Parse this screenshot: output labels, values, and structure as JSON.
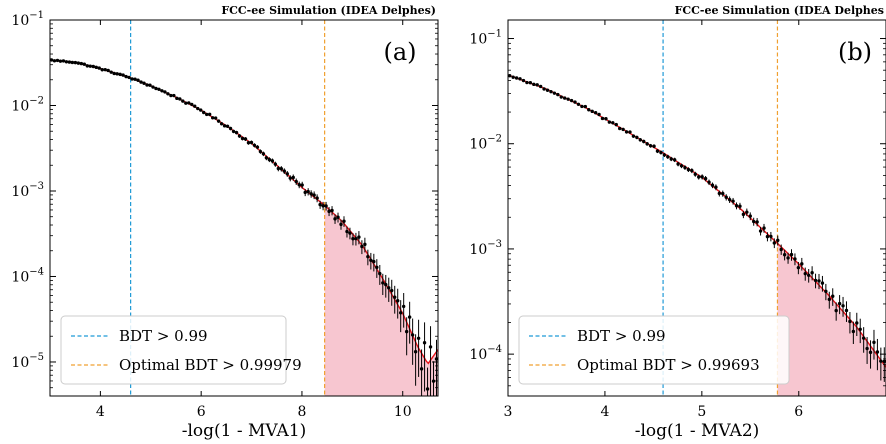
{
  "colors": {
    "data_points": "#000000",
    "fit_line": "#e8141b",
    "signal_fill": "#f7c6d0",
    "bdt_line": "#1f9ad6",
    "optimal_line": "#f0a030"
  },
  "chart_data": [
    {
      "type": "scatter",
      "header": "FCC-ee Simulation (IDEA Delphes)",
      "panel_label": "(a)",
      "xlabel": "-log(1 - MVA1)",
      "ylabel": "",
      "yscale": "log",
      "xlim": [
        3.0,
        10.7
      ],
      "ylim": [
        4e-06,
        0.1
      ],
      "xticks": [
        4,
        6,
        8,
        10
      ],
      "xtick_labels": [
        "4",
        "6",
        "8",
        "10"
      ],
      "yticks": [
        1e-05,
        0.0001,
        0.001,
        0.01,
        0.1
      ],
      "ytick_labels": [
        {
          "base": "10",
          "exp": "−5"
        },
        {
          "base": "10",
          "exp": "−4"
        },
        {
          "base": "10",
          "exp": "−3"
        },
        {
          "base": "10",
          "exp": "−2"
        },
        {
          "base": "10",
          "exp": "−1"
        }
      ],
      "fit_curve": {
        "x": [
          3.0,
          3.5,
          4.0,
          4.6,
          5.0,
          5.5,
          6.0,
          6.5,
          7.0,
          7.5,
          8.0,
          8.45,
          8.8,
          9.2,
          9.6,
          10.0,
          10.3,
          10.5,
          10.7
        ],
        "y": [
          0.034,
          0.032,
          0.027,
          0.021,
          0.017,
          0.0125,
          0.0088,
          0.0058,
          0.0036,
          0.002,
          0.0011,
          0.00068,
          0.00044,
          0.00023,
          9.5e-05,
          3.7e-05,
          1.5e-05,
          9.5e-06,
          1.4e-05
        ]
      },
      "vertical_lines": [
        {
          "x": 4.6,
          "label": "BDT > 0.99",
          "color": "#1f9ad6"
        },
        {
          "x": 8.45,
          "label": "Optimal BDT > 0.99979",
          "color": "#f0a030"
        }
      ],
      "signal_region": {
        "x_min": 8.45
      },
      "legend_position": "lower-left"
    },
    {
      "type": "scatter",
      "header": "FCC-ee Simulation (IDEA Delphes",
      "panel_label": "(b)",
      "xlabel": "-log(1 - MVA2)",
      "ylabel": "",
      "yscale": "log",
      "xlim": [
        3.0,
        6.9
      ],
      "ylim": [
        4e-05,
        0.15
      ],
      "xticks": [
        3,
        4,
        5,
        6
      ],
      "xtick_labels": [
        "3",
        "4",
        "5",
        "6"
      ],
      "yticks": [
        0.0001,
        0.001,
        0.01,
        0.1
      ],
      "ytick_labels": [
        {
          "base": "10",
          "exp": "−4"
        },
        {
          "base": "10",
          "exp": "−3"
        },
        {
          "base": "10",
          "exp": "−2"
        },
        {
          "base": "10",
          "exp": "−1"
        }
      ],
      "fit_curve": {
        "x": [
          3.0,
          3.4,
          3.8,
          4.2,
          4.6,
          5.0,
          5.4,
          5.78,
          6.0,
          6.3,
          6.6,
          6.9
        ],
        "y": [
          0.045,
          0.033,
          0.022,
          0.0135,
          0.0082,
          0.0048,
          0.0024,
          0.00113,
          0.00072,
          0.00037,
          0.00018,
          7.5e-05
        ]
      },
      "vertical_lines": [
        {
          "x": 4.6,
          "label": "BDT > 0.99",
          "color": "#1f9ad6"
        },
        {
          "x": 5.78,
          "label": "Optimal BDT > 0.99693",
          "color": "#f0a030"
        }
      ],
      "signal_region": {
        "x_min": 5.78
      },
      "legend_position": "lower-left"
    }
  ]
}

*Given exercise*
Reproduce every record above exactly, but leave out the pictures.

*Exercise solution*
Parse this screenshot: output labels, values, and structure as JSON.
{
  "colors": {
    "data_points": "#000000",
    "fit_line": "#e8141b",
    "signal_fill": "#f7c6d0",
    "bdt_line": "#1f9ad6",
    "optimal_line": "#f0a030"
  },
  "chart_data": [
    {
      "type": "scatter",
      "header": "FCC-ee Simulation (IDEA Delphes)",
      "panel_label": "(a)",
      "xlabel": "-log(1 - MVA1)",
      "ylabel": "",
      "yscale": "log",
      "xlim": [
        3.0,
        10.7
      ],
      "ylim": [
        4e-06,
        0.1
      ],
      "xticks": [
        4,
        6,
        8,
        10
      ],
      "xtick_labels": [
        "4",
        "6",
        "8",
        "10"
      ],
      "yticks": [
        1e-05,
        0.0001,
        0.001,
        0.01,
        0.1
      ],
      "ytick_labels": [
        {
          "base": "10",
          "exp": "−5"
        },
        {
          "base": "10",
          "exp": "−4"
        },
        {
          "base": "10",
          "exp": "−3"
        },
        {
          "base": "10",
          "exp": "−2"
        },
        {
          "base": "10",
          "exp": "−1"
        }
      ],
      "fit_curve": {
        "x": [
          3.0,
          3.5,
          4.0,
          4.6,
          5.0,
          5.5,
          6.0,
          6.5,
          7.0,
          7.5,
          8.0,
          8.45,
          8.8,
          9.2,
          9.6,
          10.0,
          10.3,
          10.5,
          10.7
        ],
        "y": [
          0.034,
          0.032,
          0.027,
          0.021,
          0.017,
          0.0125,
          0.0088,
          0.0058,
          0.0036,
          0.002,
          0.0011,
          0.00068,
          0.00044,
          0.00023,
          9.5e-05,
          3.7e-05,
          1.5e-05,
          9.5e-06,
          1.4e-05
        ]
      },
      "vertical_lines": [
        {
          "x": 4.6,
          "label": "BDT > 0.99",
          "color": "#1f9ad6"
        },
        {
          "x": 8.45,
          "label": "Optimal BDT > 0.99979",
          "color": "#f0a030"
        }
      ],
      "signal_region": {
        "x_min": 8.45
      },
      "legend_position": "lower-left"
    },
    {
      "type": "scatter",
      "header": "FCC-ee Simulation (IDEA Delphes",
      "panel_label": "(b)",
      "xlabel": "-log(1 - MVA2)",
      "ylabel": "",
      "yscale": "log",
      "xlim": [
        3.0,
        6.9
      ],
      "ylim": [
        4e-05,
        0.15
      ],
      "xticks": [
        3,
        4,
        5,
        6
      ],
      "xtick_labels": [
        "3",
        "4",
        "5",
        "6"
      ],
      "yticks": [
        0.0001,
        0.001,
        0.01,
        0.1
      ],
      "ytick_labels": [
        {
          "base": "10",
          "exp": "−4"
        },
        {
          "base": "10",
          "exp": "−3"
        },
        {
          "base": "10",
          "exp": "−2"
        },
        {
          "base": "10",
          "exp": "−1"
        }
      ],
      "fit_curve": {
        "x": [
          3.0,
          3.4,
          3.8,
          4.2,
          4.6,
          5.0,
          5.4,
          5.78,
          6.0,
          6.3,
          6.6,
          6.9
        ],
        "y": [
          0.045,
          0.033,
          0.022,
          0.0135,
          0.0082,
          0.0048,
          0.0024,
          0.00113,
          0.00072,
          0.00037,
          0.00018,
          7.5e-05
        ]
      },
      "vertical_lines": [
        {
          "x": 4.6,
          "label": "BDT > 0.99",
          "color": "#1f9ad6"
        },
        {
          "x": 5.78,
          "label": "Optimal BDT > 0.99693",
          "color": "#f0a030"
        }
      ],
      "signal_region": {
        "x_min": 5.78
      },
      "legend_position": "lower-left"
    }
  ]
}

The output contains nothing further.